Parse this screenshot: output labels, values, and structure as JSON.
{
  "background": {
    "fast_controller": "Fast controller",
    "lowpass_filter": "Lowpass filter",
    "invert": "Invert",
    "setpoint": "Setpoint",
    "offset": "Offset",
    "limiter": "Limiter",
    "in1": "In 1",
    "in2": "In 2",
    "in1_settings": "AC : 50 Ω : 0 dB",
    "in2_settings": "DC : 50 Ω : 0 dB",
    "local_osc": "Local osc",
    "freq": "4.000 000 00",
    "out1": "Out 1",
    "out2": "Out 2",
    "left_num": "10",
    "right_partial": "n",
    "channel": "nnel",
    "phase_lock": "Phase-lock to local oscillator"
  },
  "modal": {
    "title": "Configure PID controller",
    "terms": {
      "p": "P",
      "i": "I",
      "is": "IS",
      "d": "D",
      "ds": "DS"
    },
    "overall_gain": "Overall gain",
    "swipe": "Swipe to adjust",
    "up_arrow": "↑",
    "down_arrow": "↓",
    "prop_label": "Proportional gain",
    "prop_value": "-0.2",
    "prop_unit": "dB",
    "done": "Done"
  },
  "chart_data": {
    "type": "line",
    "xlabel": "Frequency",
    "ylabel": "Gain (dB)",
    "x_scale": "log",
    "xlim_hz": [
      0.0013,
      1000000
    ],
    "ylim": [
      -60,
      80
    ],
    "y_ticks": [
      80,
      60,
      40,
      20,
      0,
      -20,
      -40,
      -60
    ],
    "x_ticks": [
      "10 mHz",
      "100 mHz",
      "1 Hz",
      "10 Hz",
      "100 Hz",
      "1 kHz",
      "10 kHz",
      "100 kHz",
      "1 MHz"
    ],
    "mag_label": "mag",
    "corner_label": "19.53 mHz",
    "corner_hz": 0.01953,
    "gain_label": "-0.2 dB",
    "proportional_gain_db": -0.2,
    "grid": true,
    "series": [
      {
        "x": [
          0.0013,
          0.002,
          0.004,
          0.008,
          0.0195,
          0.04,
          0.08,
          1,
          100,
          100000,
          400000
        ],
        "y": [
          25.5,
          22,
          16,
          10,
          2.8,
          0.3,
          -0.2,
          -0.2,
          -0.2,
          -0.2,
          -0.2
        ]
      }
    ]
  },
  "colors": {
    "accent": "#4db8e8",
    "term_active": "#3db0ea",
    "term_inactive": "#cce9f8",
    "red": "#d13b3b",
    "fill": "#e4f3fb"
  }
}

━━━━━━━━

## WHAT YOU HAVE TO DO
Go through the entries and repeat each one exactly.

## COMPLETED TASK
Parse this screenshot: output labels, values, and structure as JSON.
{
  "background": {
    "fast_controller": "Fast controller",
    "lowpass_filter": "Lowpass filter",
    "invert": "Invert",
    "setpoint": "Setpoint",
    "offset": "Offset",
    "limiter": "Limiter",
    "in1": "In 1",
    "in2": "In 2",
    "in1_settings": "AC : 50 Ω : 0 dB",
    "in2_settings": "DC : 50 Ω : 0 dB",
    "local_osc": "Local osc",
    "freq": "4.000 000 00",
    "out1": "Out 1",
    "out2": "Out 2",
    "left_num": "10",
    "right_partial": "n",
    "channel": "nnel",
    "phase_lock": "Phase-lock to local oscillator"
  },
  "modal": {
    "title": "Configure PID controller",
    "terms": {
      "p": "P",
      "i": "I",
      "is": "IS",
      "d": "D",
      "ds": "DS"
    },
    "overall_gain": "Overall gain",
    "swipe": "Swipe to adjust",
    "up_arrow": "↑",
    "down_arrow": "↓",
    "prop_label": "Proportional gain",
    "prop_value": "-0.2",
    "prop_unit": "dB",
    "done": "Done"
  },
  "chart_data": {
    "type": "line",
    "xlabel": "Frequency",
    "ylabel": "Gain (dB)",
    "x_scale": "log",
    "xlim_hz": [
      0.0013,
      1000000
    ],
    "ylim": [
      -60,
      80
    ],
    "y_ticks": [
      80,
      60,
      40,
      20,
      0,
      -20,
      -40,
      -60
    ],
    "x_ticks": [
      "10 mHz",
      "100 mHz",
      "1 Hz",
      "10 Hz",
      "100 Hz",
      "1 kHz",
      "10 kHz",
      "100 kHz",
      "1 MHz"
    ],
    "mag_label": "mag",
    "corner_label": "19.53 mHz",
    "corner_hz": 0.01953,
    "gain_label": "-0.2 dB",
    "proportional_gain_db": -0.2,
    "grid": true,
    "series": [
      {
        "x": [
          0.0013,
          0.002,
          0.004,
          0.008,
          0.0195,
          0.04,
          0.08,
          1,
          100,
          100000,
          400000
        ],
        "y": [
          25.5,
          22,
          16,
          10,
          2.8,
          0.3,
          -0.2,
          -0.2,
          -0.2,
          -0.2,
          -0.2
        ]
      }
    ]
  },
  "colors": {
    "accent": "#4db8e8",
    "term_active": "#3db0ea",
    "term_inactive": "#cce9f8",
    "red": "#d13b3b",
    "fill": "#e4f3fb"
  }
}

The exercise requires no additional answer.